Collected data
========
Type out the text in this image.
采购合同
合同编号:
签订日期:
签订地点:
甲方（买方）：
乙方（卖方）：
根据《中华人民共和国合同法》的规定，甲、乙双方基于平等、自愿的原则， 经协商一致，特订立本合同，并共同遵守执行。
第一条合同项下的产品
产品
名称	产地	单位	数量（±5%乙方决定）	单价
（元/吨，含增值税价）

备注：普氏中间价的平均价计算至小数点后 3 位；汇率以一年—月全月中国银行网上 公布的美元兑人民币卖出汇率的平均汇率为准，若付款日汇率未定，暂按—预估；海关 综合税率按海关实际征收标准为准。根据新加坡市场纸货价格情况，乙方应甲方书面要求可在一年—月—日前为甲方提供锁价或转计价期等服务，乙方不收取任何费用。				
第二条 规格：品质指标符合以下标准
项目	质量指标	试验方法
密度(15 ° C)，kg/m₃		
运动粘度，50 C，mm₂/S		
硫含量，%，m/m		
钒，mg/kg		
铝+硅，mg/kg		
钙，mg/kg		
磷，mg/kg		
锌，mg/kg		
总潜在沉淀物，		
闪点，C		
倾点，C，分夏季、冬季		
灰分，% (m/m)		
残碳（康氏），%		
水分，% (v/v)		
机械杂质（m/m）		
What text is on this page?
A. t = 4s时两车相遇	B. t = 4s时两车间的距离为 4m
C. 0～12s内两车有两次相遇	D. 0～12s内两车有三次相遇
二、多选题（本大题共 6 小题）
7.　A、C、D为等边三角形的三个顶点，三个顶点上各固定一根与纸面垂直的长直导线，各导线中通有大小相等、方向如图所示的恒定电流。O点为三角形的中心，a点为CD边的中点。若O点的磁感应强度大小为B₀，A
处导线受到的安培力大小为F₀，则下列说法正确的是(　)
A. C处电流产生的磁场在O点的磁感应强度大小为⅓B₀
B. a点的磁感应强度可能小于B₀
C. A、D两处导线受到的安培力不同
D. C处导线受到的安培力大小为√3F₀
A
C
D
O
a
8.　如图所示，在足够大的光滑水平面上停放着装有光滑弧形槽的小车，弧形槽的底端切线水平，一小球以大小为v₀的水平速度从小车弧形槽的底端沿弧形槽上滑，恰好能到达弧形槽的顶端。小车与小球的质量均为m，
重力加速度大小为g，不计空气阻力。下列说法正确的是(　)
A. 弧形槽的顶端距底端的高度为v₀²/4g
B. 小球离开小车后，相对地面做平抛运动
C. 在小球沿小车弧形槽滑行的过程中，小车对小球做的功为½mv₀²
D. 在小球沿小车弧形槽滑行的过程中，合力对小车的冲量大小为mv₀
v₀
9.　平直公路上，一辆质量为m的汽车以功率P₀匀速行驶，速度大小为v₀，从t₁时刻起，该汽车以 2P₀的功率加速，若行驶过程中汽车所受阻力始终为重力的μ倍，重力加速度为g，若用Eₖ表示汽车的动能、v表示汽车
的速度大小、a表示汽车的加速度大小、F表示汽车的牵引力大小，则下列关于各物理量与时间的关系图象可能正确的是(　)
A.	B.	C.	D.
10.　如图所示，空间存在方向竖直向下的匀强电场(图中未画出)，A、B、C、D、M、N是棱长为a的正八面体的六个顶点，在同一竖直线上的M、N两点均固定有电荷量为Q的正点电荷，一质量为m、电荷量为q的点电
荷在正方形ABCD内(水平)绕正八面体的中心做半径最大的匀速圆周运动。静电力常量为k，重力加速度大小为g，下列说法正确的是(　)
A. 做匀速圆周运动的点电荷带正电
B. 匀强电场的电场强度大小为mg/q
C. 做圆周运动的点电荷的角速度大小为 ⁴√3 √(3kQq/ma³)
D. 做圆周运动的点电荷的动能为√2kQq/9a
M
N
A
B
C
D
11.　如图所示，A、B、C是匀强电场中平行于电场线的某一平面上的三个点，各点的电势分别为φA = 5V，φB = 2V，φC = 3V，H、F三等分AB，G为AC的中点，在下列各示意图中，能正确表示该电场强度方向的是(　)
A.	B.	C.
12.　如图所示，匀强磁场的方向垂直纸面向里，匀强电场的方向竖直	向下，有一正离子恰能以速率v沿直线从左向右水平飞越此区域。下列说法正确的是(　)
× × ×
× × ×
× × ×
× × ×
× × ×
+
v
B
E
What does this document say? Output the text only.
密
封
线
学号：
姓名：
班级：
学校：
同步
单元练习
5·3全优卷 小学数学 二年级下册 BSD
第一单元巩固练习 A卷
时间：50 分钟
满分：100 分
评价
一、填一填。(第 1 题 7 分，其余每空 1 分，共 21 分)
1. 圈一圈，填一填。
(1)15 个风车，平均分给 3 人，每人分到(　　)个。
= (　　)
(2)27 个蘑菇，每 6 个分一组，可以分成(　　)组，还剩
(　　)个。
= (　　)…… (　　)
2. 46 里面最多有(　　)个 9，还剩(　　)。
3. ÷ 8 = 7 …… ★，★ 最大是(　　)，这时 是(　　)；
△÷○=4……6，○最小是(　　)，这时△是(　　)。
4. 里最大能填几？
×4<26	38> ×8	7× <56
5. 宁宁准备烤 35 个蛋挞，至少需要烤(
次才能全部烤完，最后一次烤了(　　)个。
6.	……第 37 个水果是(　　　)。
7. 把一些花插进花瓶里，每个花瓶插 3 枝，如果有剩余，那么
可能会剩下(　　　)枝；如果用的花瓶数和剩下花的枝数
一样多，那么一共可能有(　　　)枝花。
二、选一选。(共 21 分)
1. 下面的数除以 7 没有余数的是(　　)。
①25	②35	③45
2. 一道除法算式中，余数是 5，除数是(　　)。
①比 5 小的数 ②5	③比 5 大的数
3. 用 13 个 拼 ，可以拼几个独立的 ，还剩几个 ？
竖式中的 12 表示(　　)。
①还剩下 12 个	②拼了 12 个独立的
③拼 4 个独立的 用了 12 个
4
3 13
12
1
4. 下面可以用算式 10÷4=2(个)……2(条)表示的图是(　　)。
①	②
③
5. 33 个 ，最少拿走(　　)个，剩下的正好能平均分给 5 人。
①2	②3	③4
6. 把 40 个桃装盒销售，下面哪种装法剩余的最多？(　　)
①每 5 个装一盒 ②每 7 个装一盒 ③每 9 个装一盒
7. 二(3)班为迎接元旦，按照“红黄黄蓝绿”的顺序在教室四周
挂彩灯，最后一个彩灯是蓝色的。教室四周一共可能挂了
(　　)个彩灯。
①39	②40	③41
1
========
Each line in the listing above that contains "text" should be copied.

Type out the text in this image.
What text is on this page?
What does this document say? Output the text only.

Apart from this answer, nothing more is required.